Data for the task
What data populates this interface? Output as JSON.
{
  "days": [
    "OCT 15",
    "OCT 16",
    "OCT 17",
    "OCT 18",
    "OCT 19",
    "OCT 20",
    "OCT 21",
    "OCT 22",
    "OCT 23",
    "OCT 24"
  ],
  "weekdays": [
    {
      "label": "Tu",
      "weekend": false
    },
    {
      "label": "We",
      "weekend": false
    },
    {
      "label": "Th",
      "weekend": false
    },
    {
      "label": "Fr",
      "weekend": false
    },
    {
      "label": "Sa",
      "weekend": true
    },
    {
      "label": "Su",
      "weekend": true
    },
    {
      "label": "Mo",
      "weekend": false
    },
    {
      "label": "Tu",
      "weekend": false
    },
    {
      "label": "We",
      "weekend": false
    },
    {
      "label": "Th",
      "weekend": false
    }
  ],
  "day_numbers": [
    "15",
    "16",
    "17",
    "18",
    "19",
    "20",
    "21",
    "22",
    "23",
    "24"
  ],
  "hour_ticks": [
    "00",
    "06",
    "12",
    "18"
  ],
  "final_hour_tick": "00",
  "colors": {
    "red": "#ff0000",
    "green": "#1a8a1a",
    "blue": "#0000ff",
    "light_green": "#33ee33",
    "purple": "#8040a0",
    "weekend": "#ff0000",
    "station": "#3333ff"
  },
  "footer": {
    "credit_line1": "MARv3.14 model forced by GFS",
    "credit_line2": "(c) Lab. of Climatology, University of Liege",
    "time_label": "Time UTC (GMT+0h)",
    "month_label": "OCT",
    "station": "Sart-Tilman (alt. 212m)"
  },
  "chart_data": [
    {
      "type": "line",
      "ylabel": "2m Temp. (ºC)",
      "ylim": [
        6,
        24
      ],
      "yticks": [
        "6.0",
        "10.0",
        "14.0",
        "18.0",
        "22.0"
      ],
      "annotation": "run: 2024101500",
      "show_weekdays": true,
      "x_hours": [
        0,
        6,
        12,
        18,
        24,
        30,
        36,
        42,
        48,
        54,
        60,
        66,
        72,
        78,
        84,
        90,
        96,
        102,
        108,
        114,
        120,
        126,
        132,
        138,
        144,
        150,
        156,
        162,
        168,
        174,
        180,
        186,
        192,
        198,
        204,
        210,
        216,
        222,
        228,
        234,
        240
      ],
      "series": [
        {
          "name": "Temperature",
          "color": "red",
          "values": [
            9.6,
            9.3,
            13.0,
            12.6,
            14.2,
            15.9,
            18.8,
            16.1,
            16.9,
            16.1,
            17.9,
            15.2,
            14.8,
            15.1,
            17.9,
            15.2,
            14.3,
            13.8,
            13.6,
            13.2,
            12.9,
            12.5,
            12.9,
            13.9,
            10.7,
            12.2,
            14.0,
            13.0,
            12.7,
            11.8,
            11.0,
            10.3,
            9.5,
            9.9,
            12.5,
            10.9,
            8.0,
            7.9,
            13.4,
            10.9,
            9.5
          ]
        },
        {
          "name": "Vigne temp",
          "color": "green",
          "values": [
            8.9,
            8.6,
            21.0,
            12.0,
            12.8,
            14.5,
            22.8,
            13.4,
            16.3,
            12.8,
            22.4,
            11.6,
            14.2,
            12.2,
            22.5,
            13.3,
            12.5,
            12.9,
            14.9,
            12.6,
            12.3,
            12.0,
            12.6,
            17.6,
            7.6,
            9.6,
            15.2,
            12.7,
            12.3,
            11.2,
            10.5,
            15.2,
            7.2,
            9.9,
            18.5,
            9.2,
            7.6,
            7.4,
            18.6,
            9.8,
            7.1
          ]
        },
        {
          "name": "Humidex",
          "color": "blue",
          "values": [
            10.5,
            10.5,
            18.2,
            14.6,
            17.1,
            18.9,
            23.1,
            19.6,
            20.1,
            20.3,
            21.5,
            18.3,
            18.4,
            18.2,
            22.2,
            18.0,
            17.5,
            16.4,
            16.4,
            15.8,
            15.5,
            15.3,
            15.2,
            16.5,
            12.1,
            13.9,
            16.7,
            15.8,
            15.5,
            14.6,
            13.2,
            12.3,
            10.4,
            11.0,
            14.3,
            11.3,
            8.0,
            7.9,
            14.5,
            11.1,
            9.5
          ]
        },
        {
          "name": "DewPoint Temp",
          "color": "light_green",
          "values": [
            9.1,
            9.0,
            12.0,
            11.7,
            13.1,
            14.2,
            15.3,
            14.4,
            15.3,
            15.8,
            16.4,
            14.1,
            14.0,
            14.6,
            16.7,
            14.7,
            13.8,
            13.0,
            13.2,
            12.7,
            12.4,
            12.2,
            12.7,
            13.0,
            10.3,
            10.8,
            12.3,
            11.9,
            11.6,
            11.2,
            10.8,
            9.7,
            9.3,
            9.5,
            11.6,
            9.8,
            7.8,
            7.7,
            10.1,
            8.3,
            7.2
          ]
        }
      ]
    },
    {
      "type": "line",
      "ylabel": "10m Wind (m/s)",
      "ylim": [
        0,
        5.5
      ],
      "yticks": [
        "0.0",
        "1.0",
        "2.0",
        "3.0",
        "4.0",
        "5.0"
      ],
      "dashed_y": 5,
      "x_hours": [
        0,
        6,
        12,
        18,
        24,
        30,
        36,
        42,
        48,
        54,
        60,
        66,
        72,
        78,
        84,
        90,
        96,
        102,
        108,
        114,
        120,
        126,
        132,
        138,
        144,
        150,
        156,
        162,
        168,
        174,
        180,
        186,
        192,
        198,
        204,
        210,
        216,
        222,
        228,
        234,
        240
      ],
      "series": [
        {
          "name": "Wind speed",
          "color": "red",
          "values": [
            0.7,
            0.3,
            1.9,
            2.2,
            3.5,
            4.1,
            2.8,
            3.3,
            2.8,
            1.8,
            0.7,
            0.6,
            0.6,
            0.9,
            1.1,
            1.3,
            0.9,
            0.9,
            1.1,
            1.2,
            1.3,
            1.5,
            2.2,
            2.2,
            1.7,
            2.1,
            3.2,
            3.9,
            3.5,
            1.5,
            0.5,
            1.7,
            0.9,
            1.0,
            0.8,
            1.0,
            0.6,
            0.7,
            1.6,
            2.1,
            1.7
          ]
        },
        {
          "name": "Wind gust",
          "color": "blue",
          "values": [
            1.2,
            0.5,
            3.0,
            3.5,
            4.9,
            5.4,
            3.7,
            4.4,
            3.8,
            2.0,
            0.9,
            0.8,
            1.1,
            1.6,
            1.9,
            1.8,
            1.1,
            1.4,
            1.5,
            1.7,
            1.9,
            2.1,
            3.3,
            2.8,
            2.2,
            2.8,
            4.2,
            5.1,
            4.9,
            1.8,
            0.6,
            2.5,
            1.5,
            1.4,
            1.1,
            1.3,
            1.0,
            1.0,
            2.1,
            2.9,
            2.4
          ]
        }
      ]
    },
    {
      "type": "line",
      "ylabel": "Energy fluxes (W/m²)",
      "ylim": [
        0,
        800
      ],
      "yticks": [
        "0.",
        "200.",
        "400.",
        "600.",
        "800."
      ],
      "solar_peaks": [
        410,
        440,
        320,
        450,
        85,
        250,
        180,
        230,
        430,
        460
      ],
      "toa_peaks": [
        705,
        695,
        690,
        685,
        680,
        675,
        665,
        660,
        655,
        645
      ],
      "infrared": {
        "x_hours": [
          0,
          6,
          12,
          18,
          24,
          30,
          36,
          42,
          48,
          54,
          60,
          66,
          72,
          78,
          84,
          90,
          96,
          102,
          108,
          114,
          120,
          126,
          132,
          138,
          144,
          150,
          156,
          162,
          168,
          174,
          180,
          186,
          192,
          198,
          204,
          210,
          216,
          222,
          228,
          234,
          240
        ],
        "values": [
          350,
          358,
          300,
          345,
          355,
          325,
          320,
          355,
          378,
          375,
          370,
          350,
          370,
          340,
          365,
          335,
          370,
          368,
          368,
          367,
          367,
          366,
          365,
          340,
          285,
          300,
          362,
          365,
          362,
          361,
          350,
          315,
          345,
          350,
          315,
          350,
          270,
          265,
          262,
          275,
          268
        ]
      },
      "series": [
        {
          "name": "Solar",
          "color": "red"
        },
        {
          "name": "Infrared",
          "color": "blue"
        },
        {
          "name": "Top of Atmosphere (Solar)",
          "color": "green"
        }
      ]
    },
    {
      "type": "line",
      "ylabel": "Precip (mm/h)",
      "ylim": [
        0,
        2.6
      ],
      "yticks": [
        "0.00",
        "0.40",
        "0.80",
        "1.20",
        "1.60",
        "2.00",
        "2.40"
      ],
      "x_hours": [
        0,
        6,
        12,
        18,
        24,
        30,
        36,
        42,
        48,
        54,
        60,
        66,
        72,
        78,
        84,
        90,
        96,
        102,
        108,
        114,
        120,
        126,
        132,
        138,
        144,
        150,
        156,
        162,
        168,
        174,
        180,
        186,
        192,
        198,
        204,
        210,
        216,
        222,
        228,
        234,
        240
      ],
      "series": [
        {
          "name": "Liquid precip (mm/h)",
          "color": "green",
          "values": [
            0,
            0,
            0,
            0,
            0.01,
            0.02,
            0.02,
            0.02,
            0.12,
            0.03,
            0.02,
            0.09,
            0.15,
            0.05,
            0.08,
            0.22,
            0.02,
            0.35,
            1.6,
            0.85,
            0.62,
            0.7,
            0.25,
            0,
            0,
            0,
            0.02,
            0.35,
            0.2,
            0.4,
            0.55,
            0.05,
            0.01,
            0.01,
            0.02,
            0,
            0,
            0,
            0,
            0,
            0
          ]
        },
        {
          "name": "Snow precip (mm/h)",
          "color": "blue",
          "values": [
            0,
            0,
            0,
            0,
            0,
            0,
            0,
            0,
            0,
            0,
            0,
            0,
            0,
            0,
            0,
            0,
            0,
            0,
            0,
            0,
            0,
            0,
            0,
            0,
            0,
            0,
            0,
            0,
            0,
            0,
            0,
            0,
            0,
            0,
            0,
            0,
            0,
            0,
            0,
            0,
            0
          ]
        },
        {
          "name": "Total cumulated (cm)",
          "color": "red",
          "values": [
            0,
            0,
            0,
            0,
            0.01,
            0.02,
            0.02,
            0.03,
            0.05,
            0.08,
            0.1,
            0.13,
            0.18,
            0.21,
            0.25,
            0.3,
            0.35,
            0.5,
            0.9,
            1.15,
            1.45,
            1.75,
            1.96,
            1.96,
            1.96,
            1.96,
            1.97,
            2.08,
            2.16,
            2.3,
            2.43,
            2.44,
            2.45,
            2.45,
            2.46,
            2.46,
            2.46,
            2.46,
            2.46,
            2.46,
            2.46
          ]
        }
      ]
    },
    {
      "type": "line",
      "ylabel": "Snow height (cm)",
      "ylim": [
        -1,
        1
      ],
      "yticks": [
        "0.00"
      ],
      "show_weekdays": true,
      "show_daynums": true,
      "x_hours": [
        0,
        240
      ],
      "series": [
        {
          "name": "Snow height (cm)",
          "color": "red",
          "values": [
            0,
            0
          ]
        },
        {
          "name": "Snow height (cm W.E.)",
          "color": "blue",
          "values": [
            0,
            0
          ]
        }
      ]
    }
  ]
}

Short exercise
In the records above, locate the lines holding the word "station". Copy each of them.

The solution
    "station": "#3333ff"
    "station": "Sart-Tilman (alt. 212m)"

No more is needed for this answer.